Consignes:
1 - Dans l'entretien, relevez s'il vous plaît le passage qui va de « Entretien avec Christian » jusqu'à « les lignes ennemies. », sans rien y changer.
2 - Répondez brièvement à ces questions sur l'entretien.
(a) Quel matricule porte le soldat Odawaa ?
(b) Qui signe le dessin de l'album ?
(c) Dans quel cadre Cédric Apikian a-t-il rencontré Christian Rossi ?

Source:
Entretien avec Christian Rossi et Cédric Apikian
Ce qui pouvait être dérangeant dans ce contexte, c’était la "belle image", quelque chose d’élégiaque...
Comment galvaniser les troupes quand le moral sombre, que l’on pressent l’enlisement dans l’horreur ? Un capitaine du contingent canadien, dépêché sur le sol français, forme un commando de snipers amérindiens, dont le fameux soldat Odawaa, matricule Tomahawk. Très vite ses faits d’armes, surhumains, d’une violence inouïe, sèment la panique dans les lignes ennemies.
Cédric Apikian, réalisateur de nombreux moyens et courts métrages ainsi que de clips, documentaires et séries TV signe son premier scénario de BD avec La ballade du soldat Odawaa. L'album contraste agréablement avec les nombreux récits a qui ont été publiés lors de la période du centenaire de la première guerre mondiale. Au dessin, Christian Rossi immerge personnages et lecteurs dans un no man's land chaotique et menaçant, mais aussi porteur de mystère(s). Entre violence et poésie, entre histoire de guerre et western, les auteurs nous en disent plus au sujet de ce remarquable one-shot.
Cédric, La ballade du soldat Odawaa était, à l’origine, destinée à devenir un film, comment en êtes-vous venu à en faire un scénario de BD ?
christian Rossi et Cédric Apikian |
Cédric Apikian : J’étais à la recherche d’un producteur, et idéalement, vu le sujet, j’imaginais une forme de coproduction franco-canadienne. J’avais, en tous cas, envie de raconter cette histoire car je pensais tenir un sujet intéressant. J’ai pensé à la BD car, en même temps je travaillais à la réalisation d’une émission consacrée à la bande dessinée. J’ai contacté divers éditeurs, et quand on me demandait à quel dessinateur je pensais, je répondais que je souhaitais travailler avec Christian Rossi. Ca a pris pas mal de temps pour obtenir des réponses mais, entretemps, j’ai rencontré Christian dans le cadre de cette émission. Nous avons sympathisé, on a mesuré que nous étions sensibles aux mêmes choses, que nos deux univers étaient assez proches. Plusieurs scénarios lui avaient été proposés mais je lui ai soumis le mien et il l’a choisi directement. Et à partir de là les choses se sont accélérées.
A travers l’album, vous nous faites découvrir un rôle très peu connu des amérindiens...

Extraits des données:

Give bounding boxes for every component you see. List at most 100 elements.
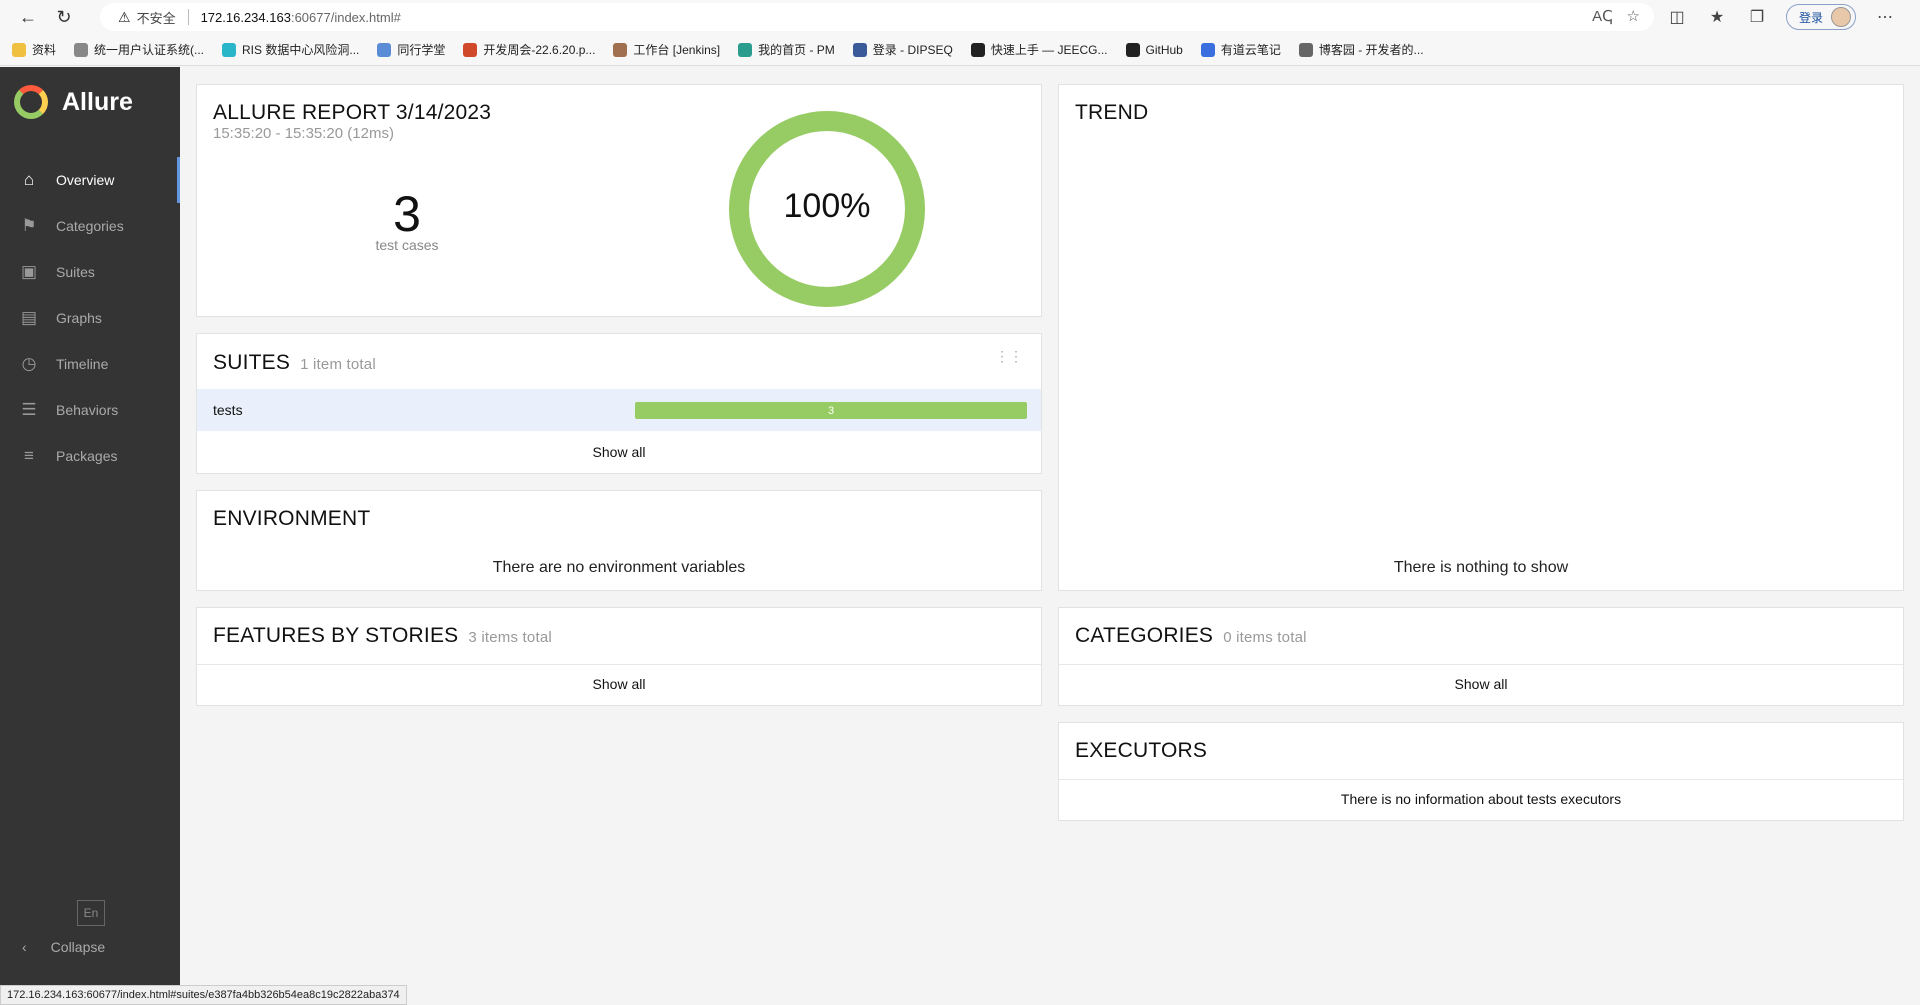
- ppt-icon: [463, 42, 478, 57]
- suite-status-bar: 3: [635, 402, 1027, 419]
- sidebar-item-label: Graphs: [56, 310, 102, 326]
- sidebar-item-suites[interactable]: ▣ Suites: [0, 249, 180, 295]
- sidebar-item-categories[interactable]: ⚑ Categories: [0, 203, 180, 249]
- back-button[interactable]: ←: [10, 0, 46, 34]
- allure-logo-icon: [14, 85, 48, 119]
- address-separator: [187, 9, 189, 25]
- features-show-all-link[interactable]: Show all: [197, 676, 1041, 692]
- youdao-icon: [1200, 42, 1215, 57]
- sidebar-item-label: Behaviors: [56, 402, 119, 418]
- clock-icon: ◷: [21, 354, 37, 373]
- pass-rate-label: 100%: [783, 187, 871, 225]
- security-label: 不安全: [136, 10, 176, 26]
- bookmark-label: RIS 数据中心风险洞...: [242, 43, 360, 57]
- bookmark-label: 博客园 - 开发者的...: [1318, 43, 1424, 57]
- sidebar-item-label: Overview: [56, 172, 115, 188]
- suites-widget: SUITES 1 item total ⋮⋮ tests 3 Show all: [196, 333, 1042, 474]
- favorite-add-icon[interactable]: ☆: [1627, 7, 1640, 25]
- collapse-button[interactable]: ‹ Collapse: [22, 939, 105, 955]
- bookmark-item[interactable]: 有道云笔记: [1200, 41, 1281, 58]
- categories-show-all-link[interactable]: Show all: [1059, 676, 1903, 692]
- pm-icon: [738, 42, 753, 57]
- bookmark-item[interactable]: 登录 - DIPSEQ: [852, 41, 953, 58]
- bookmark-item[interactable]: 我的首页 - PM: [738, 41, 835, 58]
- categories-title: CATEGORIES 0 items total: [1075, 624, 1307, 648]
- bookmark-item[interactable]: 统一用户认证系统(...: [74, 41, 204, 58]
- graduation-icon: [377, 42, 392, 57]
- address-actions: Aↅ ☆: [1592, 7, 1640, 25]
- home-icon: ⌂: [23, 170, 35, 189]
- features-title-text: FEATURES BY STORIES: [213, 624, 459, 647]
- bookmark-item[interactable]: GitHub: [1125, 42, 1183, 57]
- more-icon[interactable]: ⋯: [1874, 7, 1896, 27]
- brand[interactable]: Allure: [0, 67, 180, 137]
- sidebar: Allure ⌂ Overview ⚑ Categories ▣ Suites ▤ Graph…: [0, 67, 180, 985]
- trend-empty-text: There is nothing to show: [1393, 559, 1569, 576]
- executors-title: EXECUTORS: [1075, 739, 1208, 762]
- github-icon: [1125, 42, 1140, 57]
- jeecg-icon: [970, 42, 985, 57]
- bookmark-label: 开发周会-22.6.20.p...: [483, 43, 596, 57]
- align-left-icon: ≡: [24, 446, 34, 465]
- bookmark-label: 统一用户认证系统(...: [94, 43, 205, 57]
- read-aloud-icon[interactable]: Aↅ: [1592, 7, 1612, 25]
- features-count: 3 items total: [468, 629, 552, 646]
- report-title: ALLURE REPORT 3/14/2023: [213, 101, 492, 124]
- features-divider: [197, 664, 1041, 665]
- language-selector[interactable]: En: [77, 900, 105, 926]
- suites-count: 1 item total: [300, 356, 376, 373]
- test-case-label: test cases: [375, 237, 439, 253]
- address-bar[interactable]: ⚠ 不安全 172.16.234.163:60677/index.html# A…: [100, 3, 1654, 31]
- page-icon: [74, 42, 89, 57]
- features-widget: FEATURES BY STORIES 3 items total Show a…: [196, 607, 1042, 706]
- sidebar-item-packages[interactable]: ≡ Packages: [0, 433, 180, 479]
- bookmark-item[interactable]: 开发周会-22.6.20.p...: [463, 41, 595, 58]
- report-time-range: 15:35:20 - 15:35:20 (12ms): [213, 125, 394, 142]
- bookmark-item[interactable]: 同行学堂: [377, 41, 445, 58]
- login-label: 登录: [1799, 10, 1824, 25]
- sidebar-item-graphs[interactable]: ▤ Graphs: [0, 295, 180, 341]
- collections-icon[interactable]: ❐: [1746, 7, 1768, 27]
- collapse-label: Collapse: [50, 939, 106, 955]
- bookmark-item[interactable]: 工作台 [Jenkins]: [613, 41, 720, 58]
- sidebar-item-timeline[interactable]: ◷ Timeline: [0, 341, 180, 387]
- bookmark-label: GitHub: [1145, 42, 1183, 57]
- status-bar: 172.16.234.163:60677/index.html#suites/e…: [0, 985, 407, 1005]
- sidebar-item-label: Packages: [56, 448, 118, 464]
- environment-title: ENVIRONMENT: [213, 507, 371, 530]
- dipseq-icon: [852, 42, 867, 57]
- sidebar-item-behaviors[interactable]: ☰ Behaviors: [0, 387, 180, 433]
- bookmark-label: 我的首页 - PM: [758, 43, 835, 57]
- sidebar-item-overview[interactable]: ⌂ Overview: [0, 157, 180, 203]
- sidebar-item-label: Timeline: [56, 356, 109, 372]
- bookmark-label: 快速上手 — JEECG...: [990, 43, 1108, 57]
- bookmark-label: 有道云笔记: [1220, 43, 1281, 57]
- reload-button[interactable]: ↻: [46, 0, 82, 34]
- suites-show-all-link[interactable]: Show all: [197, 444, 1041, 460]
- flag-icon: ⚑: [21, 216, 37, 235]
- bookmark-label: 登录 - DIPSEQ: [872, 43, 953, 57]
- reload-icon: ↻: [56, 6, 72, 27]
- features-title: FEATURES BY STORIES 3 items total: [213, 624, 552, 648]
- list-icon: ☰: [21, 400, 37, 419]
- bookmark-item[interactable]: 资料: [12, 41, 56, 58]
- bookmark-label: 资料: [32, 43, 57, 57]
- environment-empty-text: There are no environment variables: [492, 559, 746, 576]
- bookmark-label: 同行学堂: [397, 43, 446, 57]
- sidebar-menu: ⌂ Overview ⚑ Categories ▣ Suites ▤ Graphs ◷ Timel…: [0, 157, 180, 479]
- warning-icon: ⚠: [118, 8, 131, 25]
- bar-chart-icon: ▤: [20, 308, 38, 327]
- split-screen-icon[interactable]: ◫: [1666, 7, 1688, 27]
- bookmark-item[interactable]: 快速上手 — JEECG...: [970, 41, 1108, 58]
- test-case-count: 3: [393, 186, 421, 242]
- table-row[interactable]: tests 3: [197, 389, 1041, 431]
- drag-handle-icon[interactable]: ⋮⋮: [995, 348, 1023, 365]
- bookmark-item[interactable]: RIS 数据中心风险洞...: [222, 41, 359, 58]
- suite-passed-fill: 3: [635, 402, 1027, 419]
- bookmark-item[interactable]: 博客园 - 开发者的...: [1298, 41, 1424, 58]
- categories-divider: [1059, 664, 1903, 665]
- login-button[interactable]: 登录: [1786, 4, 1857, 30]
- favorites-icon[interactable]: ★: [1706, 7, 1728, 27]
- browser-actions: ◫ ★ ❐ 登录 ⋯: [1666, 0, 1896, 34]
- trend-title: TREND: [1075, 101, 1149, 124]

Corrigé:
1 -
Entretien avec Christian Rossi et Cédric Apikian
Ce qui pouvait être dérangeant dans ce contexte, c’était la "belle image", quelque chose d’élégiaque...
Comment galvaniser les troupes quand le moral sombre, que l’on pressent l’enlisement dans l’horreur ? Un capitaine du contingent canadien, dépêché sur le sol français, forme un commando de snipers amérindiens, dont le fameux soldat Odawaa, matricule Tomahawk. Très vite ses faits d’armes, surhumains, d’une violence inouïe, sèment la panique dans les lignes ennemies.

2 -
(a) Tomahawk.
(b) Christian Rossi.
(c) Une émission consacrée à la bande dessinée.